▸ **Aim**: Print the entries verbatim, leaving out the images they contain.

▸ **Records provided**:
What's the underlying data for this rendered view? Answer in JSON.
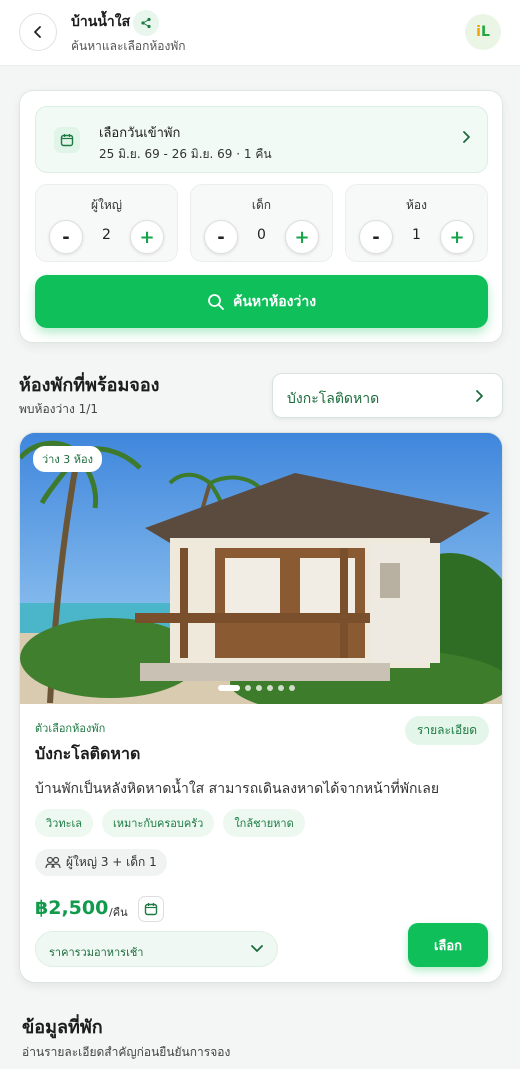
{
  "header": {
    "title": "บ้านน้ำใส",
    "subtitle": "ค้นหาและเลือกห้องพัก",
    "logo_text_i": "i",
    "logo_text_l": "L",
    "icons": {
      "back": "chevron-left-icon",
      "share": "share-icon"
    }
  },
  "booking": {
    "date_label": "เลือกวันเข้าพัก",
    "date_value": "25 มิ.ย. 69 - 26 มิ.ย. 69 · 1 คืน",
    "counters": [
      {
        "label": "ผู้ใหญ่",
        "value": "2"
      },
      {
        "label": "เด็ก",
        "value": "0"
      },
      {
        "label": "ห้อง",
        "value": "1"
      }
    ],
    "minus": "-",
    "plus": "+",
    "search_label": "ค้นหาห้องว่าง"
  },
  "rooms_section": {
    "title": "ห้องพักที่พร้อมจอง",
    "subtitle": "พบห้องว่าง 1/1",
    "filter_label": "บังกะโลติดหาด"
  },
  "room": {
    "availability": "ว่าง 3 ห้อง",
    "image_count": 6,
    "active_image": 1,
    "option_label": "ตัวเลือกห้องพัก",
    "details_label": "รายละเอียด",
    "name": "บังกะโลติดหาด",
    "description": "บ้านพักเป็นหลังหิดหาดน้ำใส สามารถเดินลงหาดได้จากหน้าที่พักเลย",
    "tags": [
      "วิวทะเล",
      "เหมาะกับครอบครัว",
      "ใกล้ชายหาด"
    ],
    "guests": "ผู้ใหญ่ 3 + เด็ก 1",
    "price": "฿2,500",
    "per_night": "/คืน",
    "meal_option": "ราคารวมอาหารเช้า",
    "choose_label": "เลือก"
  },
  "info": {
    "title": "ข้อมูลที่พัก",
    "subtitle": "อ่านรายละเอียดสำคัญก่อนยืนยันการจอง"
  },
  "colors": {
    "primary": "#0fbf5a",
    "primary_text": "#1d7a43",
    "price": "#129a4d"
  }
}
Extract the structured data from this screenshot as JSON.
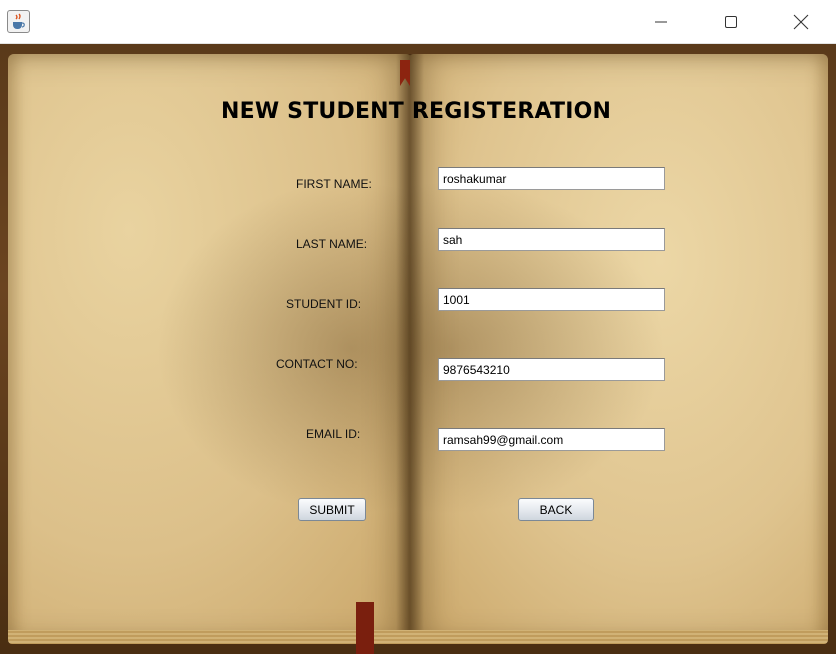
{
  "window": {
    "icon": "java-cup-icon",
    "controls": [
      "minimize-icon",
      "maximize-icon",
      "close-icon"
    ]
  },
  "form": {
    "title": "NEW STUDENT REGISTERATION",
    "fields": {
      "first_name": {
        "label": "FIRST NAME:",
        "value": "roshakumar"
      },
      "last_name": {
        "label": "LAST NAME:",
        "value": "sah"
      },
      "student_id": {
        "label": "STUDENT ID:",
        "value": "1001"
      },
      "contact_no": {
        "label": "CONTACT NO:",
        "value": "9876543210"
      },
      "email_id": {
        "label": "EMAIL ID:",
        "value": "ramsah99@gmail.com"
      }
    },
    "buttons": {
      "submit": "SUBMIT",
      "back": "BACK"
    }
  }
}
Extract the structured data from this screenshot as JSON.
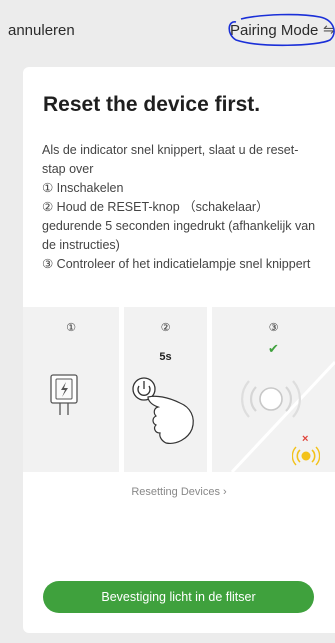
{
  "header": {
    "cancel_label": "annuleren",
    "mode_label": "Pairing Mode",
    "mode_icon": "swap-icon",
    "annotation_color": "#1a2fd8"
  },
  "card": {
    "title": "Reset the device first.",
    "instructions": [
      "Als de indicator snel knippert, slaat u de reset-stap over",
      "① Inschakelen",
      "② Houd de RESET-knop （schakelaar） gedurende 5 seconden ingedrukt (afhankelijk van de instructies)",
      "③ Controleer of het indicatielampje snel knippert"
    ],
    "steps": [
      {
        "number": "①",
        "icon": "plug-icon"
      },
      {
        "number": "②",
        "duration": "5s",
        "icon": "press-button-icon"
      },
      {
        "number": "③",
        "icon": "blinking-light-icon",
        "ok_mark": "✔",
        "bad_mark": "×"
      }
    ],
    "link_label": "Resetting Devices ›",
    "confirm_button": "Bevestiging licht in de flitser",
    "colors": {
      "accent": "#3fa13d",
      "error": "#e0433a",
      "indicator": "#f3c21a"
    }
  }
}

▸ **Reply**:
What's the underlying data for this rendered view? Answer in JSON.
{
  "header": {
    "title": "บ้านน้ำใส",
    "subtitle": "ค้นหาและเลือกห้องพัก",
    "logo_text_i": "i",
    "logo_text_l": "L",
    "icons": {
      "back": "chevron-left-icon",
      "share": "share-icon"
    }
  },
  "booking": {
    "date_label": "เลือกวันเข้าพัก",
    "date_value": "25 มิ.ย. 69 - 26 มิ.ย. 69 · 1 คืน",
    "counters": [
      {
        "label": "ผู้ใหญ่",
        "value": "2"
      },
      {
        "label": "เด็ก",
        "value": "0"
      },
      {
        "label": "ห้อง",
        "value": "1"
      }
    ],
    "minus": "-",
    "plus": "+",
    "search_label": "ค้นหาห้องว่าง"
  },
  "rooms_section": {
    "title": "ห้องพักที่พร้อมจอง",
    "subtitle": "พบห้องว่าง 1/1",
    "filter_label": "บังกะโลติดหาด"
  },
  "room": {
    "availability": "ว่าง 3 ห้อง",
    "image_count": 6,
    "active_image": 1,
    "option_label": "ตัวเลือกห้องพัก",
    "details_label": "รายละเอียด",
    "name": "บังกะโลติดหาด",
    "description": "บ้านพักเป็นหลังหิดหาดน้ำใส สามารถเดินลงหาดได้จากหน้าที่พักเลย",
    "tags": [
      "วิวทะเล",
      "เหมาะกับครอบครัว",
      "ใกล้ชายหาด"
    ],
    "guests": "ผู้ใหญ่ 3 + เด็ก 1",
    "price": "฿2,500",
    "per_night": "/คืน",
    "meal_option": "ราคารวมอาหารเช้า",
    "choose_label": "เลือก"
  },
  "info": {
    "title": "ข้อมูลที่พัก",
    "subtitle": "อ่านรายละเอียดสำคัญก่อนยืนยันการจอง"
  },
  "colors": {
    "primary": "#0fbf5a",
    "primary_text": "#1d7a43",
    "price": "#129a4d"
  }
}
Extract the structured data from this screenshot as JSON.
{
  "window": {
    "icon": "java-cup-icon",
    "controls": [
      "minimize-icon",
      "maximize-icon",
      "close-icon"
    ]
  },
  "form": {
    "title": "NEW STUDENT REGISTERATION",
    "fields": {
      "first_name": {
        "label": "FIRST NAME:",
        "value": "roshakumar"
      },
      "last_name": {
        "label": "LAST NAME:",
        "value": "sah"
      },
      "student_id": {
        "label": "STUDENT ID:",
        "value": "1001"
      },
      "contact_no": {
        "label": "CONTACT NO:",
        "value": "9876543210"
      },
      "email_id": {
        "label": "EMAIL ID:",
        "value": "ramsah99@gmail.com"
      }
    },
    "buttons": {
      "submit": "SUBMIT",
      "back": "BACK"
    }
  }
}
Extract the structured data from this screenshot as JSON.
{
  "header": {
    "cancel_label": "annuleren",
    "mode_label": "Pairing Mode",
    "mode_icon": "swap-icon",
    "annotation_color": "#1a2fd8"
  },
  "card": {
    "title": "Reset the device first.",
    "instructions": [
      "Als de indicator snel knippert, slaat u de reset-stap over",
      "① Inschakelen",
      "② Houd de RESET-knop （schakelaar） gedurende 5 seconden ingedrukt (afhankelijk van de instructies)",
      "③ Controleer of het indicatielampje snel knippert"
    ],
    "steps": [
      {
        "number": "①",
        "icon": "plug-icon"
      },
      {
        "number": "②",
        "duration": "5s",
        "icon": "press-button-icon"
      },
      {
        "number": "③",
        "icon": "blinking-light-icon",
        "ok_mark": "✔",
        "bad_mark": "×"
      }
    ],
    "link_label": "Resetting Devices ›",
    "confirm_button": "Bevestiging licht in de flitser",
    "colors": {
      "accent": "#3fa13d",
      "error": "#e0433a",
      "indicator": "#f3c21a"
    }
  }
}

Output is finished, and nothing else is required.